→ Alıntı metin
============
Yılın ilk çeyreğini geride bırakıyoruz. Küresel salgın sonrasında tedarik zincirindeki bozulmalara bağlı birçok olumsuz durumu dış ticaret alanında halen yaşıyoruz. Bu nedenle, yılın başlangıç rakamları haliyle önem arz ediyor. Bu hafta iki önemli veri açıklandı. Bu yazıda bu veriler üzerinde duracağız.
Diğer taraftan, yapılandırma başvuruları Mayıs ayı sonuna kadar devam edecek. Bu süre içinde kapsama giren gümrük alacaklarının analiz edilmesi önemli. Bu bağlamda kendiliğinden bildirimlerin mümkün olduğunu, bir tarhiyat varsa vergi aslının sadece yarısının da ödenebileceğini, hatta dava durumunda ise vergi aslının %25’ine kadar ödenerek kamu alacağının ortadan kaldırılabileceğini unutmamak gerekiyor.
Mart ayında ihracatta artış daha fazla
Ticaret Bakanlığı 2023 yılı Mart ayına ilişkin verilerini yayımladı. Bu verilere göre, ihracat %4,4 oranında artarak 23 milyar 596 milyon dolar, ithalat %4,2 oranında artarak 32 milyar 169 milyon dolar ve dış ticaret hacmi %4,3 oranında artarak 55 milyar 766 milyon dolar olarak gerçekleşiyor. Mart ayında ihracattaki artışın ithalattaki artış oranından fazla olması oldukça memnuniyet verici. Ancak 2023 yılının ilk üç ayına baktığımızda ise ihracat %2,5 oranında artarak 61 milyar 588 milyon dolar, ithalat %11,4 oranında artarak 96 milyar 489 milyon dolar olup, dış ticaret hacmi %7,8 oranında artarak 158 milyar 77 milyon dolar olmuş. Burada en önemli konu, ithalat edilen ürünlerin %85’inin ham madde ve yatırım malı olması.
============
→ Gösterilen bilgiler
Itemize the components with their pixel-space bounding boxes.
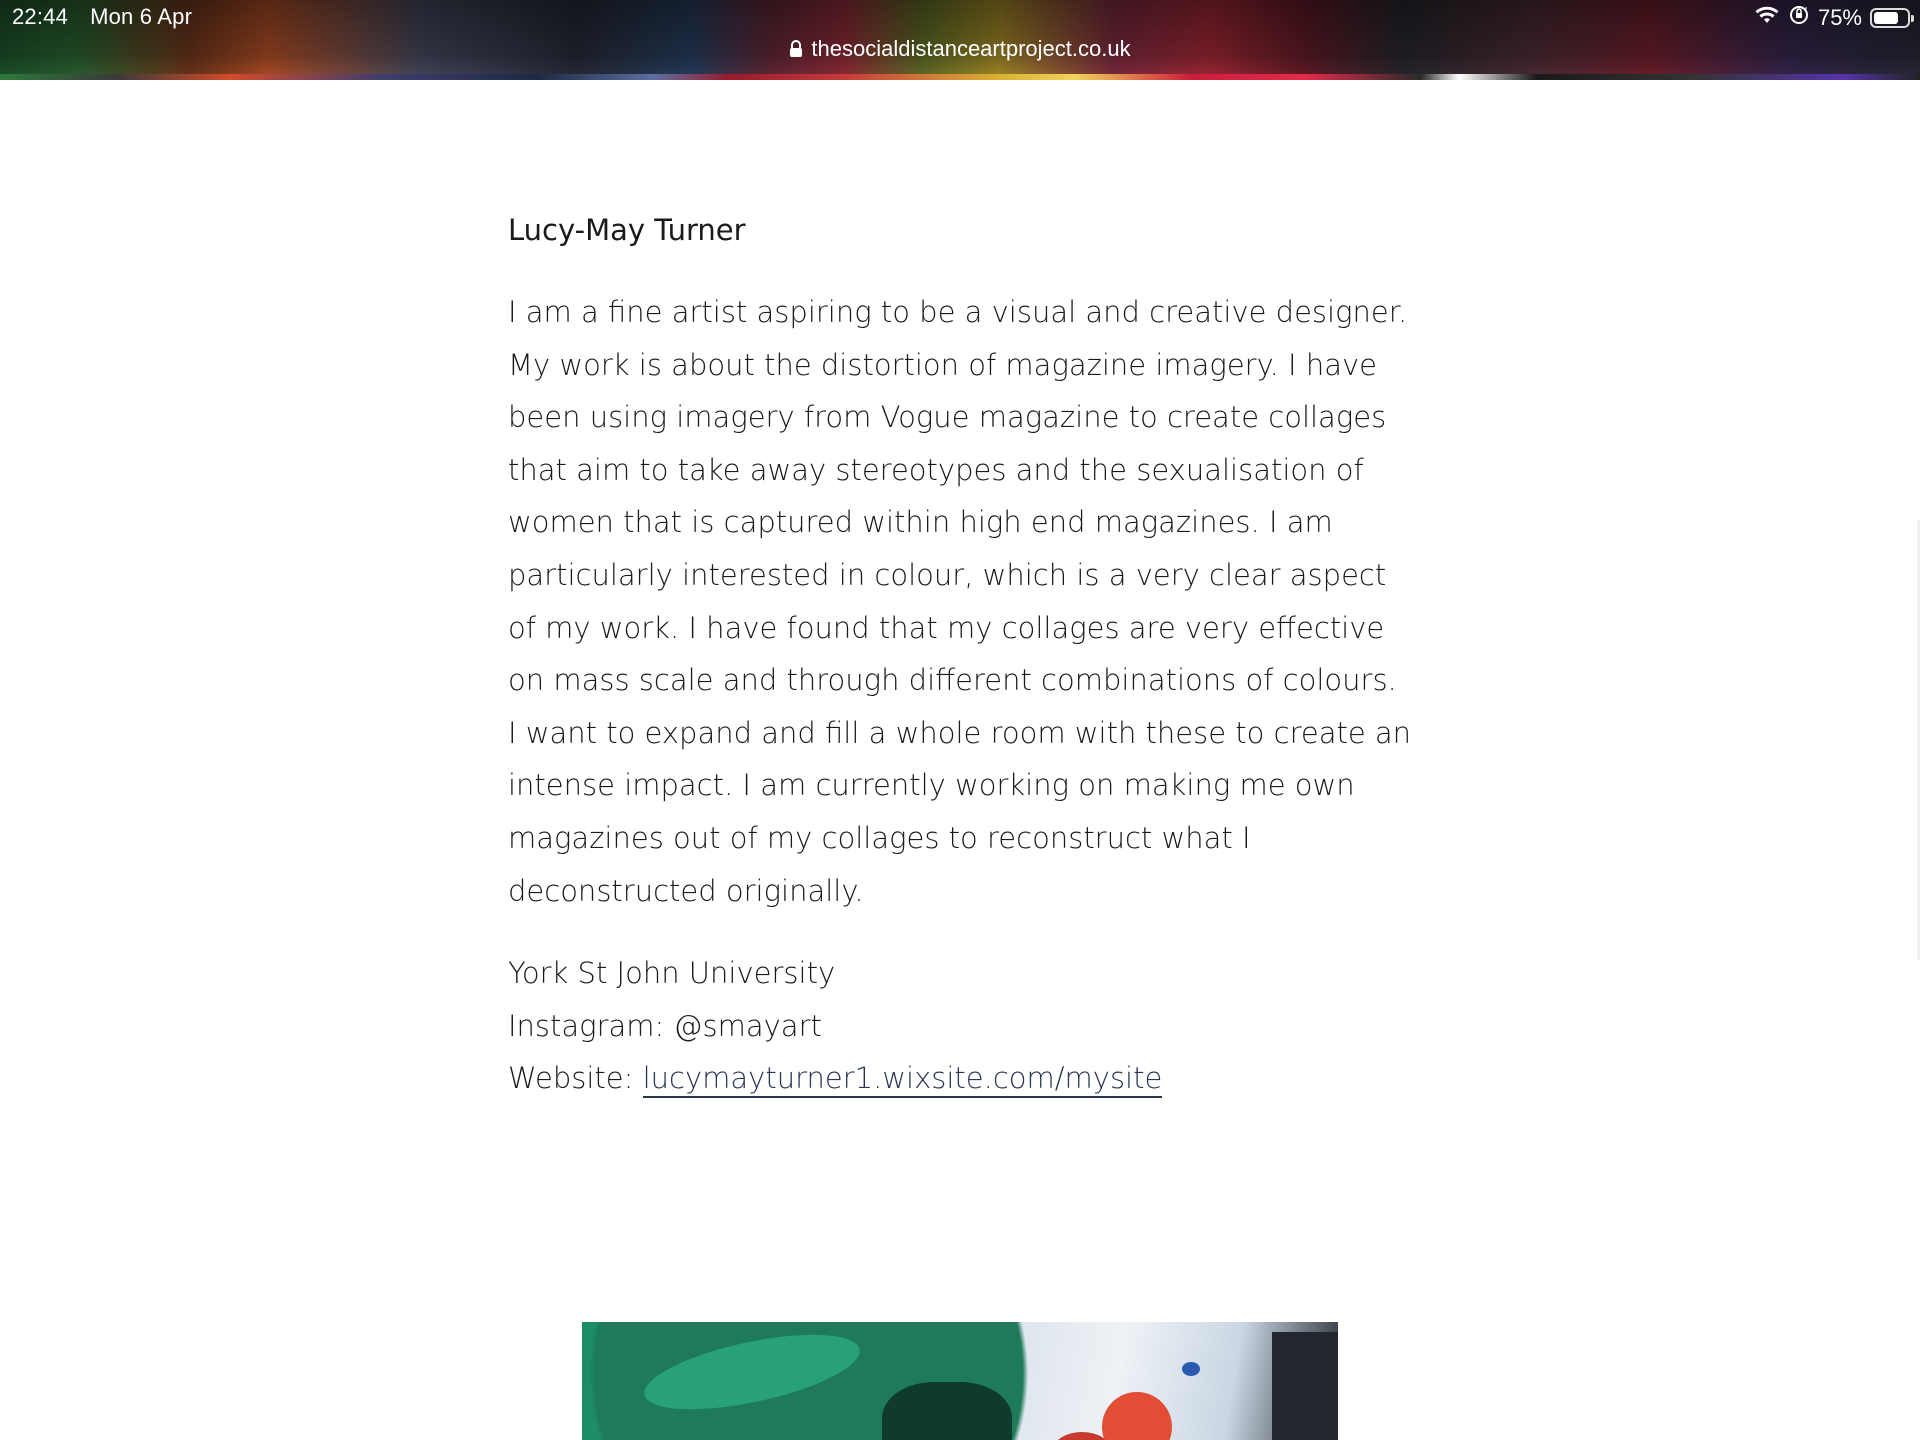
============
→ Verilen görev 1
Alıntı metinde "Yılın ilk çeyreğini" ile başlayıp "kaldırılabileceğini unutmamak gerekiyor." ifadesine kadar uzanan bölümü olduğu gibi yazın.
→ Verilen görev 2
Alıntı metinde ihracat, ithalat ve dış ticaret hacmi için verilen bütün artış oranlarını sıralayın.
Buradaki materyalin alıntı metinle bir bağlantısı yoktur.

→ Çözüm 1
Yılın ilk çeyreğini geride bırakıyoruz. Küresel salgın sonrasında tedarik zincirindeki bozulmalara bağlı birçok olumsuz durumu dış ticaret alanında halen yaşıyoruz. Bu nedenle, yılın başlangıç rakamları haliyle önem arz ediyor. Bu hafta iki önemli veri açıklandı. Bu yazıda bu veriler üzerinde duracağız.
Diğer taraftan, yapılandırma başvuruları Mayıs ayı sonuna kadar devam edecek. Bu süre içinde kapsama giren gümrük alacaklarının analiz edilmesi önemli. Bu bağlamda kendiliğinden bildirimlerin mümkün olduğunu, bir tarhiyat varsa vergi aslının sadece yarısının da ödenebileceğini, hatta dava durumunda ise vergi aslının %25’ine kadar ödenerek kamu alacağının ortadan kaldırılabileceğini unutmamak gerekiyor.

→ Çözüm 2
- %4,4
- %4,2
- %4,3
- %2,5
- %11,4
- %7,8